BEGIN SUPPLIED DATA

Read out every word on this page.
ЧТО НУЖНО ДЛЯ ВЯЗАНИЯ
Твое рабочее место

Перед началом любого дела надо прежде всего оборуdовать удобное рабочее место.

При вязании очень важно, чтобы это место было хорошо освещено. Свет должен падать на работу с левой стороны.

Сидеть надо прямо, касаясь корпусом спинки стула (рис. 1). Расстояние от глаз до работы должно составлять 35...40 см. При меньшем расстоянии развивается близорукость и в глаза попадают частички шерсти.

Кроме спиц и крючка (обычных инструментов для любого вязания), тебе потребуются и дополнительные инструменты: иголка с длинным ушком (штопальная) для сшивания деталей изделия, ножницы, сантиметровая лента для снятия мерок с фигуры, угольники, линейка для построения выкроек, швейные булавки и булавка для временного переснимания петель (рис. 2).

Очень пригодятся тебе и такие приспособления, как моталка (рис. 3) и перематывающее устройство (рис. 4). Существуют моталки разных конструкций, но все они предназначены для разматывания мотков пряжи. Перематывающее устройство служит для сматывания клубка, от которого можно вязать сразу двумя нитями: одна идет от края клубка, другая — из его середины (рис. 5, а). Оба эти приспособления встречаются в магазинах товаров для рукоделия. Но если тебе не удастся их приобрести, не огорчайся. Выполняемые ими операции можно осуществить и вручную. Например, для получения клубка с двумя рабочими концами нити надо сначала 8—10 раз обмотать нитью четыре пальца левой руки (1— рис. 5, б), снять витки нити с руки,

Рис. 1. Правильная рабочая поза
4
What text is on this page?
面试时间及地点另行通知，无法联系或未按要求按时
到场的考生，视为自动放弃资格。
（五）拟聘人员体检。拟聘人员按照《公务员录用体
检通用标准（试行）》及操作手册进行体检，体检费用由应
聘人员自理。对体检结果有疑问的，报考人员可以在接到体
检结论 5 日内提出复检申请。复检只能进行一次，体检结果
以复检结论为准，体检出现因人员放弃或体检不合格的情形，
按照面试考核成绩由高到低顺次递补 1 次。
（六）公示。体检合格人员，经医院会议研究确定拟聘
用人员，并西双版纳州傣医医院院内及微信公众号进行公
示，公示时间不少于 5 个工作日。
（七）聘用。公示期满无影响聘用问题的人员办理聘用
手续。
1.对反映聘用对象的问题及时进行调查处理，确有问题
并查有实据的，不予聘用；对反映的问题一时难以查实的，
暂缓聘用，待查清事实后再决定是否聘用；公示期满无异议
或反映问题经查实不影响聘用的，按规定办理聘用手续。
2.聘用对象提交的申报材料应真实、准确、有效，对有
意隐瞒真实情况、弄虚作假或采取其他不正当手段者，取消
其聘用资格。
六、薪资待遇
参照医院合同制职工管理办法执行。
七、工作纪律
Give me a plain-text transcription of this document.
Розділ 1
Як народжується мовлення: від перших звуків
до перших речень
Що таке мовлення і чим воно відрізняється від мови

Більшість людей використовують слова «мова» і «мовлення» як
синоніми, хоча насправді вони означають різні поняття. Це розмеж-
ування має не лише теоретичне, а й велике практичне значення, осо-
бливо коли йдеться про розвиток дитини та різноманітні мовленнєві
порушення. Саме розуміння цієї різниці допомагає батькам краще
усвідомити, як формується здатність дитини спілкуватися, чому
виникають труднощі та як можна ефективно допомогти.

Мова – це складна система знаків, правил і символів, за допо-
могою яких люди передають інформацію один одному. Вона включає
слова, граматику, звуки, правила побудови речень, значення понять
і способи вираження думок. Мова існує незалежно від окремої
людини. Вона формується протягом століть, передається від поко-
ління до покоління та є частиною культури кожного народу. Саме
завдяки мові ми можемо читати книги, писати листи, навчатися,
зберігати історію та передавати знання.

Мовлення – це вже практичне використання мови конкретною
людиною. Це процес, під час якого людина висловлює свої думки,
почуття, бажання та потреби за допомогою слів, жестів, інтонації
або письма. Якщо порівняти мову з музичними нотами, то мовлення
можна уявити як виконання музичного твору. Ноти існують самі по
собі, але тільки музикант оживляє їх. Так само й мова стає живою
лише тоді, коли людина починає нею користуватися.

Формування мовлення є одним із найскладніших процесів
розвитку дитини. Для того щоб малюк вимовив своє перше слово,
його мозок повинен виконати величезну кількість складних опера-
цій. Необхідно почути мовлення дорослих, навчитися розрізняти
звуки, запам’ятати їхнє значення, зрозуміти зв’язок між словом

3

END SUPPLIED DATA

INSTRUCTIONS FOR THE TASK
Each entry above is to be quoted exactly.

TASK RESULT
Read out every word on this page.
ЧТО НУЖНО ДЛЯ ВЯЗАНИЯ
Твое рабочее место

Перед началом любого дела надо прежде всего оборуdовать удобное рабочее место.

При вязании очень важно, чтобы это место было хорошо освещено. Свет должен падать на работу с левой стороны.

Сидеть надо прямо, касаясь корпусом спинки стула (рис. 1). Расстояние от глаз до работы должно составлять 35...40 см. При меньшем расстоянии развивается близорукость и в глаза попадают частички шерсти.

Кроме спиц и крючка (обычных инструментов для любого вязания), тебе потребуются и дополнительные инструменты: иголка с длинным ушком (штопальная) для сшивания деталей изделия, ножницы, сантиметровая лента для снятия мерок с фигуры, угольники, линейка для построения выкроек, швейные булавки и булавка для временного переснимания петель (рис. 2).

Очень пригодятся тебе и такие приспособления, как моталка (рис. 3) и перематывающее устройство (рис. 4). Существуют моталки разных конструкций, но все они предназначены для разматывания мотков пряжи. Перематывающее устройство служит для сматывания клубка, от которого можно вязать сразу двумя нитями: одна идет от края клубка, другая — из его середины (рис. 5, а). Оба эти приспособления встречаются в магазинах товаров для рукоделия. Но если тебе не удастся их приобрести, не огорчайся. Выполняемые ими операции можно осуществить и вручную. Например, для получения клубка с двумя рабочими концами нити надо сначала 8—10 раз обмотать нитью четыре пальца левой руки (1— рис. 5, б), снять витки нити с руки,

Рис. 1. Правильная рабочая поза
4
What text is on this page?
面试时间及地点另行通知，无法联系或未按要求按时
到场的考生，视为自动放弃资格。
（五）拟聘人员体检。拟聘人员按照《公务员录用体
检通用标准（试行）》及操作手册进行体检，体检费用由应
聘人员自理。对体检结果有疑问的，报考人员可以在接到体
检结论 5 日内提出复检申请。复检只能进行一次，体检结果
以复检结论为准，体检出现因人员放弃或体检不合格的情形，
按照面试考核成绩由高到低顺次递补 1 次。
（六）公示。体检合格人员，经医院会议研究确定拟聘
用人员，并西双版纳州傣医医院院内及微信公众号进行公
示，公示时间不少于 5 个工作日。
（七）聘用。公示期满无影响聘用问题的人员办理聘用
手续。
1.对反映聘用对象的问题及时进行调查处理，确有问题
并查有实据的，不予聘用；对反映的问题一时难以查实的，
暂缓聘用，待查清事实后再决定是否聘用；公示期满无异议
或反映问题经查实不影响聘用的，按规定办理聘用手续。
2.聘用对象提交的申报材料应真实、准确、有效，对有
意隐瞒真实情况、弄虚作假或采取其他不正当手段者，取消
其聘用资格。
六、薪资待遇
参照医院合同制职工管理办法执行。
七、工作纪律
Give me a plain-text transcription of this document.
Розділ 1
Як народжується мовлення: від перших звуків
до перших речень
Що таке мовлення і чим воно відрізняється від мови

Більшість людей використовують слова «мова» і «мовлення» як
синоніми, хоча насправді вони означають різні поняття. Це розмеж-
ування має не лише теоретичне, а й велике практичне значення, осо-
бливо коли йдеться про розвиток дитини та різноманітні мовленнєві
порушення. Саме розуміння цієї різниці допомагає батькам краще
усвідомити, як формується здатність дитини спілкуватися, чому
виникають труднощі та як можна ефективно допомогти.

Мова – це складна система знаків, правил і символів, за допо-
могою яких люди передають інформацію один одному. Вона включає
слова, граматику, звуки, правила побудови речень, значення понять
і способи вираження думок. Мова існує незалежно від окремої
людини. Вона формується протягом століть, передається від поко-
ління до покоління та є частиною культури кожного народу. Саме
завдяки мові ми можемо читати книги, писати листи, навчатися,
зберігати історію та передавати знання.

Мовлення – це вже практичне використання мови конкретною
людиною. Це процес, під час якого людина висловлює свої думки,
почуття, бажання та потреби за допомогою слів, жестів, інтонації
або письма. Якщо порівняти мову з музичними нотами, то мовлення
можна уявити як виконання музичного твору. Ноти існують самі по
собі, але тільки музикант оживляє їх. Так само й мова стає живою
лише тоді, коли людина починає нею користуватися.

Формування мовлення є одним із найскладніших процесів
розвитку дитини. Для того щоб малюк вимовив своє перше слово,
його мозок повинен виконати величезну кількість складних опера-
цій. Необхідно почути мовлення дорослих, навчитися розрізняти
звуки, запам’ятати їхнє значення, зрозуміти зв’язок між словом

3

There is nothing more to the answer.